● **Information provided**

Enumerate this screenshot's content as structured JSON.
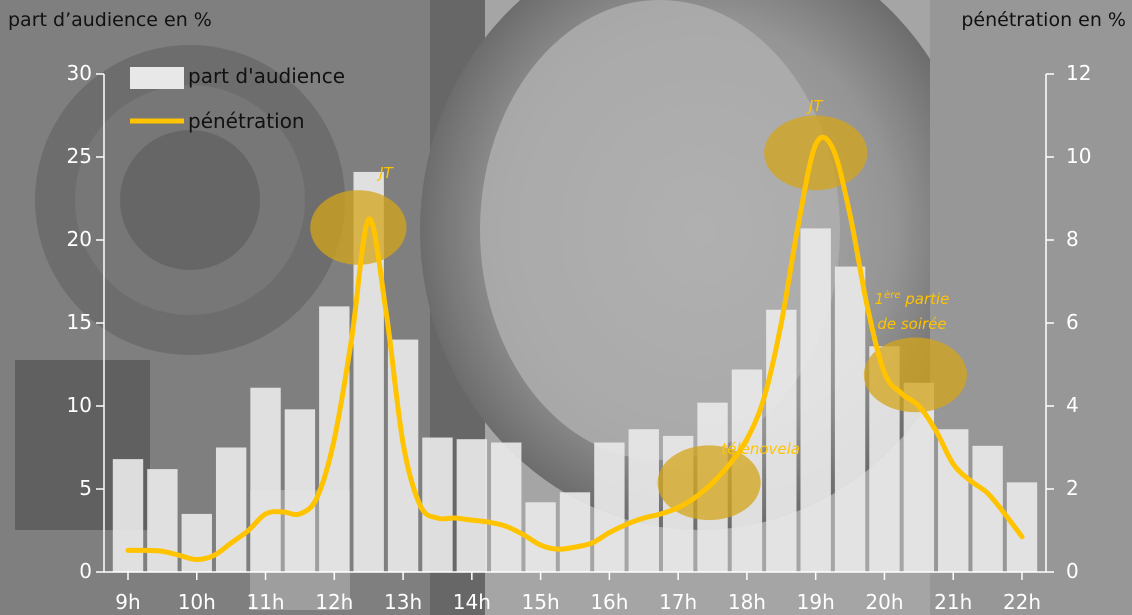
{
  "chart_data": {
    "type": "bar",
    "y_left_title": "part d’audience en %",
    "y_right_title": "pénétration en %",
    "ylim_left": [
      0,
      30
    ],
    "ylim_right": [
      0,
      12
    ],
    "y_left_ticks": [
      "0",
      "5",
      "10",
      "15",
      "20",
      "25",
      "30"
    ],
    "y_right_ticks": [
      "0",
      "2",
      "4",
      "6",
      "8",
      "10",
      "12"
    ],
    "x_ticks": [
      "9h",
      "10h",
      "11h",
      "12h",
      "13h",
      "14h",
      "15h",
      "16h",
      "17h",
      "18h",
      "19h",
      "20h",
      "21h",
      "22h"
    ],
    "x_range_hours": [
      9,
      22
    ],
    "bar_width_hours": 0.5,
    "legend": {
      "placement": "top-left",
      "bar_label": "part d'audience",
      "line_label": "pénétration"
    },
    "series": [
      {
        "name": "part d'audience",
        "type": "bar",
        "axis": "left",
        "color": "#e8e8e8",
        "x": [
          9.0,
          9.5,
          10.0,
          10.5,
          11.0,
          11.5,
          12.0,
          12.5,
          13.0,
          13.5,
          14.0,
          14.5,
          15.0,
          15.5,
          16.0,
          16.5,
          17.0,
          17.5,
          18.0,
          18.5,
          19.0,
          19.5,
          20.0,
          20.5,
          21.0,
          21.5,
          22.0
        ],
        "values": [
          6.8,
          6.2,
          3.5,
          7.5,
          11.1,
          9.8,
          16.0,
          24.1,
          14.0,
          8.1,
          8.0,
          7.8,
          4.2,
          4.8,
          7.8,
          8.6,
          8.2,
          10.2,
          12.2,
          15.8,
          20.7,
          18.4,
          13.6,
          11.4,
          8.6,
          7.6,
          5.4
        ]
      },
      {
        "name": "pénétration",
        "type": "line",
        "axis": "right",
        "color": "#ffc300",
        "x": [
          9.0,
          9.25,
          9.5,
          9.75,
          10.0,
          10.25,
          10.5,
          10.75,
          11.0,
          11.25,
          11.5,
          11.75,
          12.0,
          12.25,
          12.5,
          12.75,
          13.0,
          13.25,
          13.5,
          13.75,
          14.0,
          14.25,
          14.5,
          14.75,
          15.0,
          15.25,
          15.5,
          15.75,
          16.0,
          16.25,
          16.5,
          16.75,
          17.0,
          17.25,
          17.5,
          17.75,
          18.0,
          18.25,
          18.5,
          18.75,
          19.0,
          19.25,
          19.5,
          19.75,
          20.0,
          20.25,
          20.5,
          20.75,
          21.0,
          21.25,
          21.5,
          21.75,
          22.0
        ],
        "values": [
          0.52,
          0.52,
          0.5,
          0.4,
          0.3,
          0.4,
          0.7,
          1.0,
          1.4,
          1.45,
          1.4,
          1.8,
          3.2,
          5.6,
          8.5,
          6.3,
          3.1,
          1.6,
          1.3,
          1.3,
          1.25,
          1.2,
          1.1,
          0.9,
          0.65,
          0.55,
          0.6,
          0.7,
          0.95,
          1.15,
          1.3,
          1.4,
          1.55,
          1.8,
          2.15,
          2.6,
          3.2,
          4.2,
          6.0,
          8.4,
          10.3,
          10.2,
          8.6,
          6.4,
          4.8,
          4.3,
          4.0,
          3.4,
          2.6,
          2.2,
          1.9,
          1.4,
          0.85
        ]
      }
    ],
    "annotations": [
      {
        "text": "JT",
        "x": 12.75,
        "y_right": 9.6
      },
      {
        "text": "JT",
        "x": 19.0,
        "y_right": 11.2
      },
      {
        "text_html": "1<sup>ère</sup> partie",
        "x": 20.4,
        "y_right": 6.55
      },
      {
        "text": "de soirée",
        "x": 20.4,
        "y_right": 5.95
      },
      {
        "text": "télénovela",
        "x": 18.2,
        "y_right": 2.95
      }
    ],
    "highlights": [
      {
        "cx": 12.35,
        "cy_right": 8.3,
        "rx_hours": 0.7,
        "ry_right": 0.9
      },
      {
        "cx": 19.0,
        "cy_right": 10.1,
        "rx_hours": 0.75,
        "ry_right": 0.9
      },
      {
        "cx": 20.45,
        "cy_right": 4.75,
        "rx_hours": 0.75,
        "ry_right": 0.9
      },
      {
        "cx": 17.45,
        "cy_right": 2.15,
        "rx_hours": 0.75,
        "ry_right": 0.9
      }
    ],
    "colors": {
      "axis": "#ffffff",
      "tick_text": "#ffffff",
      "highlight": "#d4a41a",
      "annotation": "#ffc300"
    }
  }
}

● **Requirements**
Gather from the records above every line containing the string "name".

● **Solution to this task**
        "name": "part d'audience",
        "name": "pénétration",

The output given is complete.